## SUPPLIED ENTRIES
────────────────
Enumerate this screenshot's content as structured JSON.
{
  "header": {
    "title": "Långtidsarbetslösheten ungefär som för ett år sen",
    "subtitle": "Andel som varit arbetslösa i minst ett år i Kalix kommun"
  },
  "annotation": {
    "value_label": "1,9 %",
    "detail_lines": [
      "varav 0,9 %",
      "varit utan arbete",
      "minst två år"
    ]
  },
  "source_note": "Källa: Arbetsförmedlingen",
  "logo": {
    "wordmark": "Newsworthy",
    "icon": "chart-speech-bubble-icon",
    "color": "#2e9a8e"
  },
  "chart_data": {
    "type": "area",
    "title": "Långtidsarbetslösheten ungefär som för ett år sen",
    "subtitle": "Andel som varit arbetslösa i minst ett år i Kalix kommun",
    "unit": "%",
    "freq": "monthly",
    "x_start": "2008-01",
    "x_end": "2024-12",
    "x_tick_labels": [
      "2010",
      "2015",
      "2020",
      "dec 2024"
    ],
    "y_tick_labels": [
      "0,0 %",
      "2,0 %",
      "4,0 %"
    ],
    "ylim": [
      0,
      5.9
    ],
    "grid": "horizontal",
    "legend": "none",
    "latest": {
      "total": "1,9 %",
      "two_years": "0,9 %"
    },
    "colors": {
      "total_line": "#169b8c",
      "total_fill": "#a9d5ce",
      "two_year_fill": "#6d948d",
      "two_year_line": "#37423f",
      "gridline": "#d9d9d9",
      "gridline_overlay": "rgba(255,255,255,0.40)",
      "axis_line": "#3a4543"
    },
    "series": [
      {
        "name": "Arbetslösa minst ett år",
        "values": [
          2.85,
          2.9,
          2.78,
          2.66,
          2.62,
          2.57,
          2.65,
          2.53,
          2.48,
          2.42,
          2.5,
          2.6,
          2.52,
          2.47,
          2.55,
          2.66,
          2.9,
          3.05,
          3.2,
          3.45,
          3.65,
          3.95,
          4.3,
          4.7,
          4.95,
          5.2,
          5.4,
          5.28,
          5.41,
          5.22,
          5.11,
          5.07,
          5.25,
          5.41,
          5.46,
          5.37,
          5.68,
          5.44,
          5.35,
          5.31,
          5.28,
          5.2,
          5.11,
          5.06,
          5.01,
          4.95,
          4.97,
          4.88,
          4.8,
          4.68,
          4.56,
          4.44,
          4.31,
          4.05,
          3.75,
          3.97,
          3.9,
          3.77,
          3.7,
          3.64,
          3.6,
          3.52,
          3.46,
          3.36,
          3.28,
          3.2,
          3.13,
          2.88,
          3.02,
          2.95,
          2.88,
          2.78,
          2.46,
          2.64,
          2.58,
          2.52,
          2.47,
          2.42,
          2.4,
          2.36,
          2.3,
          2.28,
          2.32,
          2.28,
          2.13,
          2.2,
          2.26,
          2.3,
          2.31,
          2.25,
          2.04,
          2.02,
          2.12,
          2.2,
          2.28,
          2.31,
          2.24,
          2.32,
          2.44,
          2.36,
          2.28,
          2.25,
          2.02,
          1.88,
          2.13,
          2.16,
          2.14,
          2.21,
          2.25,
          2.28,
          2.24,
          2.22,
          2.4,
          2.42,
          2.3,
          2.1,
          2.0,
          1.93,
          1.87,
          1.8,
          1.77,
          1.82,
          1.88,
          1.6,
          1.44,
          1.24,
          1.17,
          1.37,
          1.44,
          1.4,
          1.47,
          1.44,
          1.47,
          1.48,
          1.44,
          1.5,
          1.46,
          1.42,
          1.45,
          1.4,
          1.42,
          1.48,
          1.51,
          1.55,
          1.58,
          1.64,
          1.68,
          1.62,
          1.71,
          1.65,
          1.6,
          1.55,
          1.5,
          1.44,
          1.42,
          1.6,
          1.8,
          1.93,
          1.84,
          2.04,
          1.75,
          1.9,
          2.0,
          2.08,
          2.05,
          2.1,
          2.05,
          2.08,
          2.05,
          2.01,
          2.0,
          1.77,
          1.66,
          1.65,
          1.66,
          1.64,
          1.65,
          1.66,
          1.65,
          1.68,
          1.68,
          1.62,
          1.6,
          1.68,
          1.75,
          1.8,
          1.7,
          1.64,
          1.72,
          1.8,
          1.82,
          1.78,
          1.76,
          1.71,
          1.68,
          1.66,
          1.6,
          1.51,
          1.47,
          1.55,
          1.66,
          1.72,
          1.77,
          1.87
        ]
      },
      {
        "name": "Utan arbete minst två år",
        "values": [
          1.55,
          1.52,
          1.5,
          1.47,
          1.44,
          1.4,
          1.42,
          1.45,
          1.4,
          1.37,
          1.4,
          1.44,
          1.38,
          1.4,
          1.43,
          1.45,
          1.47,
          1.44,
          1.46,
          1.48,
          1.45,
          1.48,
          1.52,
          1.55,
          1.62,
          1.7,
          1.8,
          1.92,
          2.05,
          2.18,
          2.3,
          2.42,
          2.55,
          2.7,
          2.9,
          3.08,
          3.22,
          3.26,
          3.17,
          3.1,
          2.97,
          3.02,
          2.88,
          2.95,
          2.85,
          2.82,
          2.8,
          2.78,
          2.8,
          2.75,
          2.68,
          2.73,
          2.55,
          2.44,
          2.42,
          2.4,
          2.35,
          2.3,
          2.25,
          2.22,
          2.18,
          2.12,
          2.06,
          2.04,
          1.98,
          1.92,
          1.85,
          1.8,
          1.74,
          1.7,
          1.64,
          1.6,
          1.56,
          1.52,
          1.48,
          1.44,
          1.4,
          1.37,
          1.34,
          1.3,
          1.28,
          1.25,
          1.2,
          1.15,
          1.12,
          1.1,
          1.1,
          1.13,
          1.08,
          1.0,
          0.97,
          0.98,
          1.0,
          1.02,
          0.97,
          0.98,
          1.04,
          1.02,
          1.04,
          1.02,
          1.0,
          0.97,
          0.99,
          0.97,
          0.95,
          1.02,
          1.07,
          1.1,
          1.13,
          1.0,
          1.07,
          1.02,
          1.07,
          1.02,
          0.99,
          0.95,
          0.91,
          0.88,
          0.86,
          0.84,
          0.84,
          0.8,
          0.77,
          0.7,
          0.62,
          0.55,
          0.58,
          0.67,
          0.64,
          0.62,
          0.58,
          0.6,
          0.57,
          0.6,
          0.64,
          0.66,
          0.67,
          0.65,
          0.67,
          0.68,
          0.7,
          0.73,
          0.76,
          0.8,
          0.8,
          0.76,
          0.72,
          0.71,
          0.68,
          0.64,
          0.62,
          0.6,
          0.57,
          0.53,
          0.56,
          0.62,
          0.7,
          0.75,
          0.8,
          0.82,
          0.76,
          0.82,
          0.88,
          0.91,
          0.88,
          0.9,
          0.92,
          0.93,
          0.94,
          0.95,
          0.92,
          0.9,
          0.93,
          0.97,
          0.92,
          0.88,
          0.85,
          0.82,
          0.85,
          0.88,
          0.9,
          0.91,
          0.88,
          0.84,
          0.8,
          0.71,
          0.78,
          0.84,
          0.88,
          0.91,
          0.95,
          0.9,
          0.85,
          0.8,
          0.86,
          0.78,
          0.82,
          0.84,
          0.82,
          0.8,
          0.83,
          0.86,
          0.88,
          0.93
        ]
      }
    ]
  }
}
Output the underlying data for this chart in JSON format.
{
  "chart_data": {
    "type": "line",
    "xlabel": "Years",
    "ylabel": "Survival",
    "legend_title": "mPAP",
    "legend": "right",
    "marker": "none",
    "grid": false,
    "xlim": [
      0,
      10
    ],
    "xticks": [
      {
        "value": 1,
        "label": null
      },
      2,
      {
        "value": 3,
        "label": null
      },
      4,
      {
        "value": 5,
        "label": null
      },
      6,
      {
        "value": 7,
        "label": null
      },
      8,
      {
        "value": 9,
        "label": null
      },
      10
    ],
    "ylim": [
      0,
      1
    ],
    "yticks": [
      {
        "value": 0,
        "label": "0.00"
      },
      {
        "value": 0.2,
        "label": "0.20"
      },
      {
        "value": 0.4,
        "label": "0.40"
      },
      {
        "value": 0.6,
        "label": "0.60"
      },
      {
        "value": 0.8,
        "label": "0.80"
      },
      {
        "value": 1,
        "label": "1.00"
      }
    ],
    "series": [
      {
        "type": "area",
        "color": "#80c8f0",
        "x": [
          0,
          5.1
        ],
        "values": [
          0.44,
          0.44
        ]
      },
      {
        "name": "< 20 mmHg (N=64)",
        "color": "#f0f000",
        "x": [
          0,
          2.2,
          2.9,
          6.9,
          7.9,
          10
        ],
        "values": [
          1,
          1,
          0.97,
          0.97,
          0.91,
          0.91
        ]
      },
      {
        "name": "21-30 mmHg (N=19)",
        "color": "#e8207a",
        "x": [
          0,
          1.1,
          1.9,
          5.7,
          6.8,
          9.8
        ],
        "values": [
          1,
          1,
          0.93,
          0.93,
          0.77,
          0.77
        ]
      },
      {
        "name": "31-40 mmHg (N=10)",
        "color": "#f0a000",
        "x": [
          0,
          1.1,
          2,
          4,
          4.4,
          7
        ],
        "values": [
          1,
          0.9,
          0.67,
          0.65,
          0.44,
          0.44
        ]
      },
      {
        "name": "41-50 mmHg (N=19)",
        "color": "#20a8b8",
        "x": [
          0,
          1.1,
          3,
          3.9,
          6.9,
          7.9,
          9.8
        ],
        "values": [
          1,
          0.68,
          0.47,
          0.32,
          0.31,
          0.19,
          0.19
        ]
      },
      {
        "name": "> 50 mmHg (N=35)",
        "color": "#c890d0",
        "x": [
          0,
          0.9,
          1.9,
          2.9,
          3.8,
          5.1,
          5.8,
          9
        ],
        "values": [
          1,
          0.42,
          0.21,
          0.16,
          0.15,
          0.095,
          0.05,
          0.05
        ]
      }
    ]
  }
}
────────────────
## WHAT YOU HAVE TO DO
Leave out every line without the string "mmHg" and copy the rest.

## WRITTEN ANSWER
        "name": "< 20 mmHg (N=64)",
        "name": "21-30 mmHg (N=19)",
        "name": "31-40 mmHg (N=10)",
        "name": "41-50 mmHg (N=19)",
        "name": "> 50 mmHg (N=35)",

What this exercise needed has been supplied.